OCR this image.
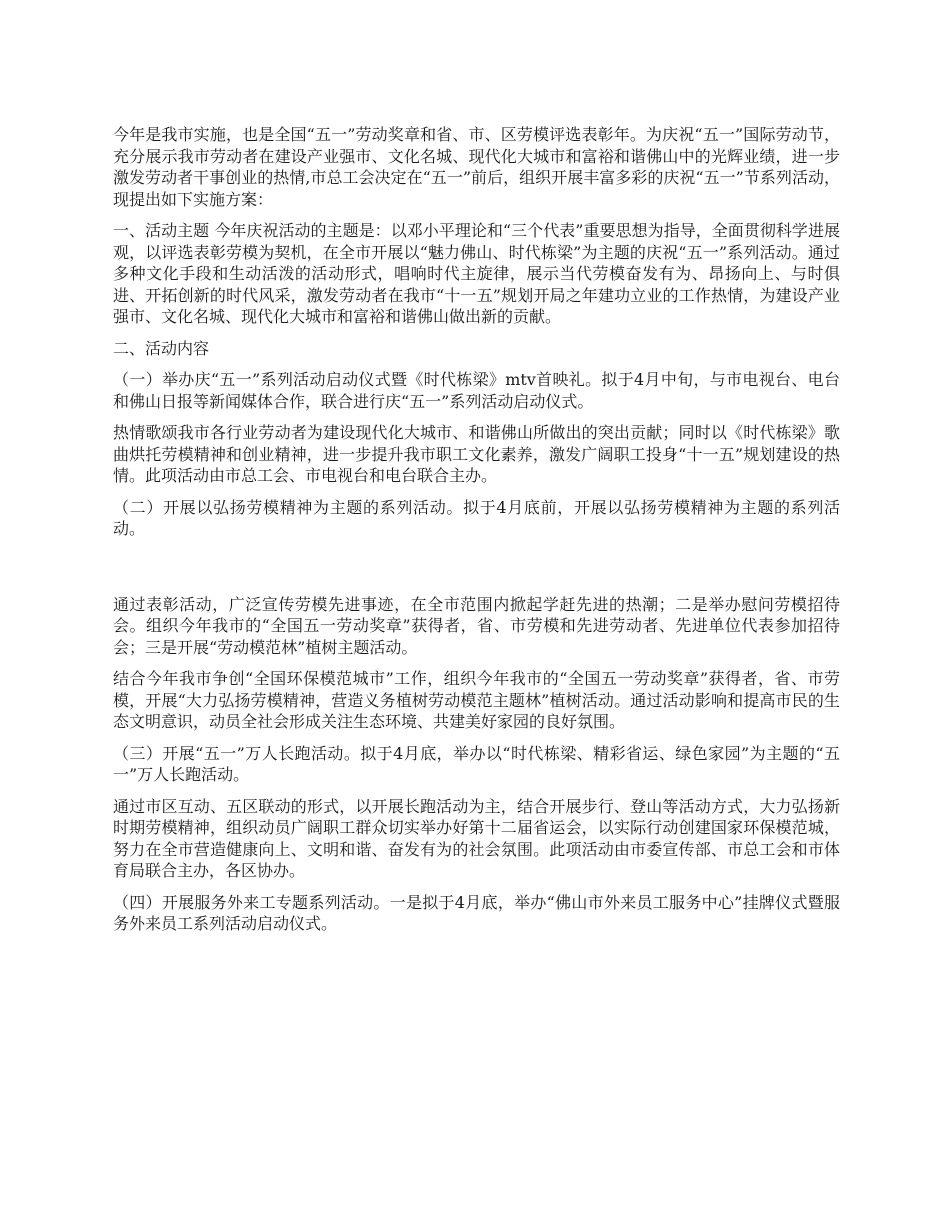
今年是我市实施，也是全国“五一”劳动奖章和省、市、区劳模评选表彰年。为庆祝“五一”国际劳动节，充分展示我市劳动者在建设产业强市、文化名城、现代化大城市和富裕和谐佛山中的光辉业绩，进一步激发劳动者干事创业的热情,市总工会决定在“五一”前后，组织开展丰富多彩的庆祝“五一”节系列活动，现提出如下实施方案：

一、活动主题 今年庆祝活动的主题是：以邓小平理论和“三个代表”重要思想为指导，全面贯彻科学进展观，以评选表彰劳模为契机，在全市开展以“魅力佛山、时代栋梁”为主题的庆祝“五一”系列活动。通过多种文化手段和生动活泼的活动形式，唱响时代主旋律，展示当代劳模奋发有为、昂扬向上、与时俱进、开拓创新的时代风采，激发劳动者在我市“十一五”规划开局之年建功立业的工作热情，为建设产业强市、文化名城、现代化大城市和富裕和谐佛山做出新的贡献。

二、活动内容

（一）举办庆“五一”系列活动启动仪式暨《时代栋梁》mtv首映礼。拟于4月中旬，与市电视台、电台和佛山日报等新闻媒体合作，联合进行庆“五一”系列活动启动仪式。

热情歌颂我市各行业劳动者为建设现代化大城市、和谐佛山所做出的突出贡献；同时以《时代栋梁》歌曲烘托劳模精神和创业精神，进一步提升我市职工文化素养，激发广阔职工投身“十一五”规划建设的热情。此项活动由市总工会、市电视台和电台联合主办。

（二）开展以弘扬劳模精神为主题的系列活动。拟于4月底前，开展以弘扬劳模精神为主题的系列活动。

通过表彰活动，广泛宣传劳模先进事迹，在全市范围内掀起学赶先进的热潮；二是举办慰问劳模招待会。组织今年我市的“全国五一劳动奖章”获得者，省、市劳模和先进劳动者、先进单位代表参加招待会；三是开展“劳动模范林”植树主题活动。

结合今年我市争创“全国环保模范城市”工作，组织今年我市的“全国五一劳动奖章”获得者，省、市劳模，开展“大力弘扬劳模精神，营造义务植树劳动模范主题林”植树活动。通过活动影响和提高市民的生态文明意识，动员全社会形成关注生态环境、共建美好家园的良好氛围。

（三）开展“五一”万人长跑活动。拟于4月底，举办以“时代栋梁、精彩省运、绿色家园”为主题的“五一”万人长跑活动。

通过市区互动、五区联动的形式，以开展长跑活动为主，结合开展步行、登山等活动方式，大力弘扬新时期劳模精神，组织动员广阔职工群众切实举办好第十二届省运会，以实际行动创建国家环保模范城，努力在全市营造健康向上、文明和谐、奋发有为的社会氛围。此项活动由市委宣传部、市总工会和市体育局联合主办，各区协办。

（四）开展服务外来工专题系列活动。一是拟于4月底，举办“佛山市外来员工服务中心”挂牌仪式暨服务外来员工系列活动启动仪式。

________________

== Exercise details ==
Find the string "文化名城" in the records, then copy each line where it occurs.

== Full response ==
今年是我市实施，也是全国“五一”劳动奖章和省、市、区劳模评选表彰年。为庆祝“五一”国际劳动节，充分展示我市劳动者在建设产业强市、文化名城、现代化大城市和富裕和谐佛山中的光辉业绩，进一步激发劳动者干事创业的热情,市总工会决定在“五一”前后，组织开展丰富多彩的庆祝“五一”节系列活动，现提出如下实施方案：
一、活动主题 今年庆祝活动的主题是：以邓小平理论和“三个代表”重要思想为指导，全面贯彻科学进展观，以评选表彰劳模为契机，在全市开展以“魅力佛山、时代栋梁”为主题的庆祝“五一”系列活动。通过多种文化手段和生动活泼的活动形式，唱响时代主旋律，展示当代劳模奋发有为、昂扬向上、与时俱进、开拓创新的时代风采，激发劳动者在我市“十一五”规划开局之年建功立业的工作热情，为建设产业强市、文化名城、现代化大城市和富裕和谐佛山做出新的贡献。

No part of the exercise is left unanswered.